- Task statement -
Give the number of lines that hold the string "from". Nothing else is needed.

- Material for the task -
===

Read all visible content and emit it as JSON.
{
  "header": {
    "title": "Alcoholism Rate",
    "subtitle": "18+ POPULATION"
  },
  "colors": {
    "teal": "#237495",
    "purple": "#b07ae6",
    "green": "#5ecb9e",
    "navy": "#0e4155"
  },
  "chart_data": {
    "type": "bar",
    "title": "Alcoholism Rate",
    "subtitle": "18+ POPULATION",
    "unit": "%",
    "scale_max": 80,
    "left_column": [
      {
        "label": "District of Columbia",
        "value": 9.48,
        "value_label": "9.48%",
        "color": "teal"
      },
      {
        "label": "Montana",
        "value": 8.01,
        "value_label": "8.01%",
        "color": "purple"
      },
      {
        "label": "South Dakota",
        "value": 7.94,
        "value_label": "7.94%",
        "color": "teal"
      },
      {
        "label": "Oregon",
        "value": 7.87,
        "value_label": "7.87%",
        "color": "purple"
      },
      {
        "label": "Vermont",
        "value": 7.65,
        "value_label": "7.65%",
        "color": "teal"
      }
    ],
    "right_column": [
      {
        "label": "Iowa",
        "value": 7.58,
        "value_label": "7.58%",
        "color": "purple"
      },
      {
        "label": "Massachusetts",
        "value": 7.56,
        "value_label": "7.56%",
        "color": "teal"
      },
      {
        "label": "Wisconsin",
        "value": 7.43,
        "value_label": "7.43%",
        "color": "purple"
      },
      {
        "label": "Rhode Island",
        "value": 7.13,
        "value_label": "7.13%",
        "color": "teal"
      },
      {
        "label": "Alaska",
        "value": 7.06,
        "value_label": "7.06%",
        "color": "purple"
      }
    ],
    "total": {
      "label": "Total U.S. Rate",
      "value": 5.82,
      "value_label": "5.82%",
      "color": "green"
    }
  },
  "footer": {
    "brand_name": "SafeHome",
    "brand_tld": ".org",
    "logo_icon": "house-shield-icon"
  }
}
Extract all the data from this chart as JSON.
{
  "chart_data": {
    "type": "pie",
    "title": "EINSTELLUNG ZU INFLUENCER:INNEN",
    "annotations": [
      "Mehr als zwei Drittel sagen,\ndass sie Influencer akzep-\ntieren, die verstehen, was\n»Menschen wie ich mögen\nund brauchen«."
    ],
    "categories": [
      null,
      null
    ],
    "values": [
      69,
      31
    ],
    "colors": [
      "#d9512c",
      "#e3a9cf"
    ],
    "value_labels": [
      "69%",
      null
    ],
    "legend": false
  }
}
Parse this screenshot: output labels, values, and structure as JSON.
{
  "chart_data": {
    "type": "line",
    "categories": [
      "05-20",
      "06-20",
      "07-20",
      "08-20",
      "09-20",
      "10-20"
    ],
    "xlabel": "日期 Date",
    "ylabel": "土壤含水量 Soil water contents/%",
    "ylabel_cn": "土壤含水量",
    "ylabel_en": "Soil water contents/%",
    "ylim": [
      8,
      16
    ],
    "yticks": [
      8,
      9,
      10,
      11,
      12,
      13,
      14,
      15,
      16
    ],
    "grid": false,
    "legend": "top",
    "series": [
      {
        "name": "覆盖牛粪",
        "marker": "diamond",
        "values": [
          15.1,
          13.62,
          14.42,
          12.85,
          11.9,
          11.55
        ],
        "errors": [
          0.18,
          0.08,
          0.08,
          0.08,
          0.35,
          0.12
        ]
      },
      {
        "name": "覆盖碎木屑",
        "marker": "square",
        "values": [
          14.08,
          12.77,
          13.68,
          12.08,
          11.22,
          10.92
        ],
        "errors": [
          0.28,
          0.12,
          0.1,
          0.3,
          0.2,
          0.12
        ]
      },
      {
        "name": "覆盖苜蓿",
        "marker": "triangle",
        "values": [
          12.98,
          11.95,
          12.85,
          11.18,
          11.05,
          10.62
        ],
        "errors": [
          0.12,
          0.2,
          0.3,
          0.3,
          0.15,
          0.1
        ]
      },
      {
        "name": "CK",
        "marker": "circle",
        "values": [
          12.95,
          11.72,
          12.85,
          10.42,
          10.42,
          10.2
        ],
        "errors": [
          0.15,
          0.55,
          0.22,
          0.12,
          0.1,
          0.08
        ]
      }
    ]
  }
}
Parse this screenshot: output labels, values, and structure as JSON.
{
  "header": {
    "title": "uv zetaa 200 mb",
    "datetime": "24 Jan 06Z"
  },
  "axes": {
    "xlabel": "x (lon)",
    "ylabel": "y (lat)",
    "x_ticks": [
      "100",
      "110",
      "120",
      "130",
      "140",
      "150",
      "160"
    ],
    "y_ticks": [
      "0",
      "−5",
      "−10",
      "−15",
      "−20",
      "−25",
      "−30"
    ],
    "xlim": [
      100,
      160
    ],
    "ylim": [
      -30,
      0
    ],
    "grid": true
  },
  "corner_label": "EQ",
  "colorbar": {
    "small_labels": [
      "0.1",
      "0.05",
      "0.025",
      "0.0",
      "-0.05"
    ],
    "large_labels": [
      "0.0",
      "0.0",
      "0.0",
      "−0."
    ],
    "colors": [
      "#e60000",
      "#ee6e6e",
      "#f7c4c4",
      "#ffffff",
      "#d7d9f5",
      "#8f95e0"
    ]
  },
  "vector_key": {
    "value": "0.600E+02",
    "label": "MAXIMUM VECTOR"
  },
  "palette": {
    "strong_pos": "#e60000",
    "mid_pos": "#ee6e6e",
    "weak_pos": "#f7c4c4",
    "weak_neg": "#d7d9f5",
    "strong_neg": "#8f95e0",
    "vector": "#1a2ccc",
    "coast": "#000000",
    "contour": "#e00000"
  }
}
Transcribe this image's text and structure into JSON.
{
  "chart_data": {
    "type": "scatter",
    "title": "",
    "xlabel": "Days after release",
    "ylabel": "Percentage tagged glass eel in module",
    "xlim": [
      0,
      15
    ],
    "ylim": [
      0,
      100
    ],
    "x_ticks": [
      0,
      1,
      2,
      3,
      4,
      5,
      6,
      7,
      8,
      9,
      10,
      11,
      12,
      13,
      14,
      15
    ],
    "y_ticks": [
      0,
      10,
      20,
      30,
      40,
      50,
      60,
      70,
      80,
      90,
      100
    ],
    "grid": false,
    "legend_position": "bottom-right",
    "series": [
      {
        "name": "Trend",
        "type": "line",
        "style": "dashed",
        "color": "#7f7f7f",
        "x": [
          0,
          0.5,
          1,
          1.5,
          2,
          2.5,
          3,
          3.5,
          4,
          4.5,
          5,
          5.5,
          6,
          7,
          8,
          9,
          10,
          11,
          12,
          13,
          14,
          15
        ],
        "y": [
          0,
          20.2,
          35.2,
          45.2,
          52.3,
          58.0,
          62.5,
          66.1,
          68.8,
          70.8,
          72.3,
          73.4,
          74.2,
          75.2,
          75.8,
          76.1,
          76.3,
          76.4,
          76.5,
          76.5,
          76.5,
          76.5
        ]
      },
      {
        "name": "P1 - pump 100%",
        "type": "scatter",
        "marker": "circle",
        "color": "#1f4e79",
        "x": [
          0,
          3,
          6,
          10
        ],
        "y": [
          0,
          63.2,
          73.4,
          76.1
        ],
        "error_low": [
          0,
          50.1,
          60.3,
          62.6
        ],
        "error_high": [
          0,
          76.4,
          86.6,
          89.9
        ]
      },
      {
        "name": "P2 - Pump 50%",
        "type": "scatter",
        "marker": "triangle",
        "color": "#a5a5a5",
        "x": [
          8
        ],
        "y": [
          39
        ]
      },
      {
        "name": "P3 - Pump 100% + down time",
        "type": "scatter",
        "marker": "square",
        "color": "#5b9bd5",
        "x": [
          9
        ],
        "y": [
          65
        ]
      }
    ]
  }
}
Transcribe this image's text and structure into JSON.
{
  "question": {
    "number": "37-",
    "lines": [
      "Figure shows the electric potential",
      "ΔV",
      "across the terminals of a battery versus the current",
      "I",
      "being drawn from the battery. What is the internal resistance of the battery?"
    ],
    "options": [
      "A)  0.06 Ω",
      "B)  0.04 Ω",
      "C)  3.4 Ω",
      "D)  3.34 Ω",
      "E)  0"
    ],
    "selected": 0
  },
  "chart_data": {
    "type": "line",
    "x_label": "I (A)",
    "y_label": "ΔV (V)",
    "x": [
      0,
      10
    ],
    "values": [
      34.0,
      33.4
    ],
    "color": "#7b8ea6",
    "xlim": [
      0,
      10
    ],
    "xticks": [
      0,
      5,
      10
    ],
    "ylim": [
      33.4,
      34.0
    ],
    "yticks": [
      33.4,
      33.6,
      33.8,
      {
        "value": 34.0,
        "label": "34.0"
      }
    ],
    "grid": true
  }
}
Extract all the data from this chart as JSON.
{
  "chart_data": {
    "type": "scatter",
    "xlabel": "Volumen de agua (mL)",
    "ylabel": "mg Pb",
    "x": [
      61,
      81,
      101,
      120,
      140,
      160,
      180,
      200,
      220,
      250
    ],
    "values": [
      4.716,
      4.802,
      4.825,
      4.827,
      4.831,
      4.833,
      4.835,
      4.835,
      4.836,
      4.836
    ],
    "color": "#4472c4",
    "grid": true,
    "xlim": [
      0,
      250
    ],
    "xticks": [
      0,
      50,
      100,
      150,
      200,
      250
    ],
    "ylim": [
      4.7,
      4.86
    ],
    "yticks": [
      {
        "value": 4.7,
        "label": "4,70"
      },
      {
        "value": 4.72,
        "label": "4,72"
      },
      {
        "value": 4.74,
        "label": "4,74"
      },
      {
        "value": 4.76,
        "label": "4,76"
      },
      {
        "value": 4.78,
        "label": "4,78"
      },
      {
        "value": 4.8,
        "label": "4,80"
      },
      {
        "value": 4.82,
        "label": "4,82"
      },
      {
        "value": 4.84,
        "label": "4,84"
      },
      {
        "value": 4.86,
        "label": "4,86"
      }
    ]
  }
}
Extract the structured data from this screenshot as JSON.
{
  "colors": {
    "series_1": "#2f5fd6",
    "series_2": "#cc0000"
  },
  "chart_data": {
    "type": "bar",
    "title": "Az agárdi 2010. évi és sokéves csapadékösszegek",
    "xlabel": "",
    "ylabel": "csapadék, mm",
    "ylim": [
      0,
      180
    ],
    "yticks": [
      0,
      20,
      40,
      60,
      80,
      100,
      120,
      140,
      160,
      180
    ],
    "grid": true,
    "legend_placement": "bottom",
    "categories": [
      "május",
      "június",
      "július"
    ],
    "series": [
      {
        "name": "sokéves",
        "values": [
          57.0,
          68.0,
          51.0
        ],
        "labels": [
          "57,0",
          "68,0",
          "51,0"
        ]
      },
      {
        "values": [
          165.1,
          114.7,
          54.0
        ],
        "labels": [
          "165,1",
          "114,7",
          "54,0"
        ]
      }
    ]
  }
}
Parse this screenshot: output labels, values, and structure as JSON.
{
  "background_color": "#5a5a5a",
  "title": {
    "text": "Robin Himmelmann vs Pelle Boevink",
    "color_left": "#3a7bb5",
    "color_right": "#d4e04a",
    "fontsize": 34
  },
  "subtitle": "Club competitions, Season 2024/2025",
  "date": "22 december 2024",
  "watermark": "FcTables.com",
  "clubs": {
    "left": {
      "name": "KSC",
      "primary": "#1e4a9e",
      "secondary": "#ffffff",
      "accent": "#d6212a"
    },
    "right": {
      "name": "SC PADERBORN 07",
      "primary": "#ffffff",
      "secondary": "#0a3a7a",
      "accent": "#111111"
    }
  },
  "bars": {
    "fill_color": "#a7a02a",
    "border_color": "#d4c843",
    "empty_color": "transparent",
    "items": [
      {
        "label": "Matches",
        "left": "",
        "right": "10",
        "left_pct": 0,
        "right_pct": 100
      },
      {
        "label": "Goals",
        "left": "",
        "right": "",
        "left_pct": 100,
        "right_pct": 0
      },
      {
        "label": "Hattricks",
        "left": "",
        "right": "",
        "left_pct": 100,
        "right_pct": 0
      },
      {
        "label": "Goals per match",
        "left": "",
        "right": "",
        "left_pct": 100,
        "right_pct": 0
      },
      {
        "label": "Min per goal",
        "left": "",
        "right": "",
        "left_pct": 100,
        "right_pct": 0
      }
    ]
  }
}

===

- Correct response -
4